▶ **MATERIAL PROVIDED**:
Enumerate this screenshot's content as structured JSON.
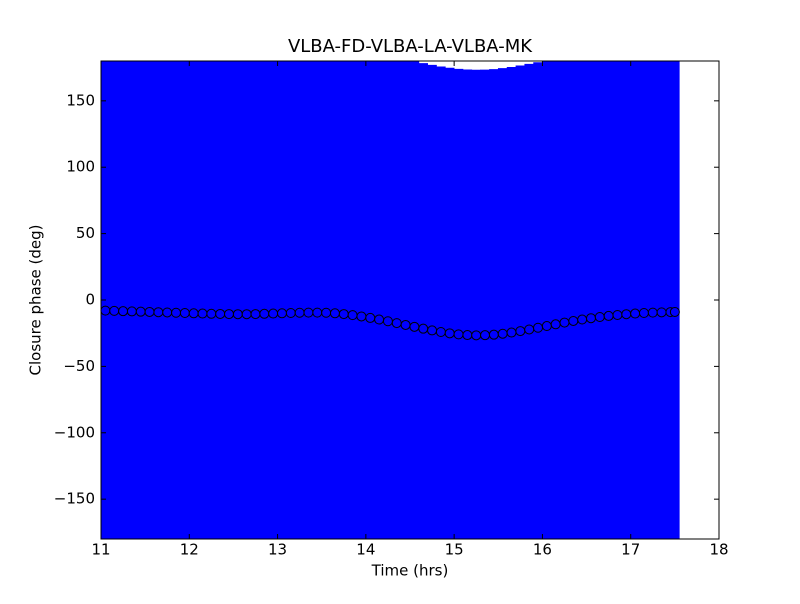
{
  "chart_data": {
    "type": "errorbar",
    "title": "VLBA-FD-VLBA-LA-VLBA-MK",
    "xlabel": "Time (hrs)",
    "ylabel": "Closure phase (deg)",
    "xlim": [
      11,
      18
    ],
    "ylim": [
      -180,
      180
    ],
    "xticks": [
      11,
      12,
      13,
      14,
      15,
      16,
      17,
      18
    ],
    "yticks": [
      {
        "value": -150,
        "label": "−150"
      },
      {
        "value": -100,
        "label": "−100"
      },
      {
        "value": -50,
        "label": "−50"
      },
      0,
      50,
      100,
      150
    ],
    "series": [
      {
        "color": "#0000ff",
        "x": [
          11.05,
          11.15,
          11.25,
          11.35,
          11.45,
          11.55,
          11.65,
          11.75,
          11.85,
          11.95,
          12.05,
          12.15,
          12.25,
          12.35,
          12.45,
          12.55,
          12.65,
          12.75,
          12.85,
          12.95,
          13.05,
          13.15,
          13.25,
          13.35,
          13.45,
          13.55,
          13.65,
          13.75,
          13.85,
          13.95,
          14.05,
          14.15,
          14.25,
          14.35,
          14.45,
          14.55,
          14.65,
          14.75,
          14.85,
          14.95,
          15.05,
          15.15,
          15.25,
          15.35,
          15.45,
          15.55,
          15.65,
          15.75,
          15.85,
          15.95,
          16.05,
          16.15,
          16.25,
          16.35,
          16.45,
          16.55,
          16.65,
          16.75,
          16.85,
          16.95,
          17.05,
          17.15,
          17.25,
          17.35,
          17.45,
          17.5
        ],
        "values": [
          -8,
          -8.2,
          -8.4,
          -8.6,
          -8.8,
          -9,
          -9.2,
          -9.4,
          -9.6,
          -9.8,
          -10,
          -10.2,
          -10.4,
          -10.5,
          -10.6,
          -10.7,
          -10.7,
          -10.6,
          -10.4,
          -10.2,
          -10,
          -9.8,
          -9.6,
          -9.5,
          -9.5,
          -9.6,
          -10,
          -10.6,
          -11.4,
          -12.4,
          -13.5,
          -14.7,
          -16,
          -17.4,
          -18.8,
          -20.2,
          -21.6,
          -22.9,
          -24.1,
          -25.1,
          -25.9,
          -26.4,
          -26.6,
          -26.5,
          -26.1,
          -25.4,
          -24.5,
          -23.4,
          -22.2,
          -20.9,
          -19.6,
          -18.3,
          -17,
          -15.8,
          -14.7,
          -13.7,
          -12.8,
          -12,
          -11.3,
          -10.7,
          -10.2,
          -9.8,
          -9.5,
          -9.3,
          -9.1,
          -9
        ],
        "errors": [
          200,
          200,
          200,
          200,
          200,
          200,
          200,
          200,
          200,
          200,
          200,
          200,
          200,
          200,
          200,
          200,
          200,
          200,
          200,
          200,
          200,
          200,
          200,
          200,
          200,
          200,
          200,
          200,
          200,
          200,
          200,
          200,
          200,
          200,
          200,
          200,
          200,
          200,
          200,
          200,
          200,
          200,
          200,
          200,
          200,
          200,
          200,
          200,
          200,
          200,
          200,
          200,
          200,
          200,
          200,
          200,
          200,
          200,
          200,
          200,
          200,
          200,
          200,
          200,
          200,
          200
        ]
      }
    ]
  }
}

▶ **GIVEN EXERCISE**:
Return all of the entries exactly as written, but drop any pictures they hold.

▶ **SOLUTION TO THIS EXERCISE**:
Enumerate this screenshot's content as structured JSON.
{
  "chart_data": {
    "type": "errorbar",
    "title": "VLBA-FD-VLBA-LA-VLBA-MK",
    "xlabel": "Time (hrs)",
    "ylabel": "Closure phase (deg)",
    "xlim": [
      11,
      18
    ],
    "ylim": [
      -180,
      180
    ],
    "xticks": [
      11,
      12,
      13,
      14,
      15,
      16,
      17,
      18
    ],
    "yticks": [
      {
        "value": -150,
        "label": "−150"
      },
      {
        "value": -100,
        "label": "−100"
      },
      {
        "value": -50,
        "label": "−50"
      },
      0,
      50,
      100,
      150
    ],
    "series": [
      {
        "color": "#0000ff",
        "x": [
          11.05,
          11.15,
          11.25,
          11.35,
          11.45,
          11.55,
          11.65,
          11.75,
          11.85,
          11.95,
          12.05,
          12.15,
          12.25,
          12.35,
          12.45,
          12.55,
          12.65,
          12.75,
          12.85,
          12.95,
          13.05,
          13.15,
          13.25,
          13.35,
          13.45,
          13.55,
          13.65,
          13.75,
          13.85,
          13.95,
          14.05,
          14.15,
          14.25,
          14.35,
          14.45,
          14.55,
          14.65,
          14.75,
          14.85,
          14.95,
          15.05,
          15.15,
          15.25,
          15.35,
          15.45,
          15.55,
          15.65,
          15.75,
          15.85,
          15.95,
          16.05,
          16.15,
          16.25,
          16.35,
          16.45,
          16.55,
          16.65,
          16.75,
          16.85,
          16.95,
          17.05,
          17.15,
          17.25,
          17.35,
          17.45,
          17.5
        ],
        "values": [
          -8,
          -8.2,
          -8.4,
          -8.6,
          -8.8,
          -9,
          -9.2,
          -9.4,
          -9.6,
          -9.8,
          -10,
          -10.2,
          -10.4,
          -10.5,
          -10.6,
          -10.7,
          -10.7,
          -10.6,
          -10.4,
          -10.2,
          -10,
          -9.8,
          -9.6,
          -9.5,
          -9.5,
          -9.6,
          -10,
          -10.6,
          -11.4,
          -12.4,
          -13.5,
          -14.7,
          -16,
          -17.4,
          -18.8,
          -20.2,
          -21.6,
          -22.9,
          -24.1,
          -25.1,
          -25.9,
          -26.4,
          -26.6,
          -26.5,
          -26.1,
          -25.4,
          -24.5,
          -23.4,
          -22.2,
          -20.9,
          -19.6,
          -18.3,
          -17,
          -15.8,
          -14.7,
          -13.7,
          -12.8,
          -12,
          -11.3,
          -10.7,
          -10.2,
          -9.8,
          -9.5,
          -9.3,
          -9.1,
          -9
        ],
        "errors": [
          200,
          200,
          200,
          200,
          200,
          200,
          200,
          200,
          200,
          200,
          200,
          200,
          200,
          200,
          200,
          200,
          200,
          200,
          200,
          200,
          200,
          200,
          200,
          200,
          200,
          200,
          200,
          200,
          200,
          200,
          200,
          200,
          200,
          200,
          200,
          200,
          200,
          200,
          200,
          200,
          200,
          200,
          200,
          200,
          200,
          200,
          200,
          200,
          200,
          200,
          200,
          200,
          200,
          200,
          200,
          200,
          200,
          200,
          200,
          200,
          200,
          200,
          200,
          200,
          200,
          200
        ]
      }
    ]
  }
}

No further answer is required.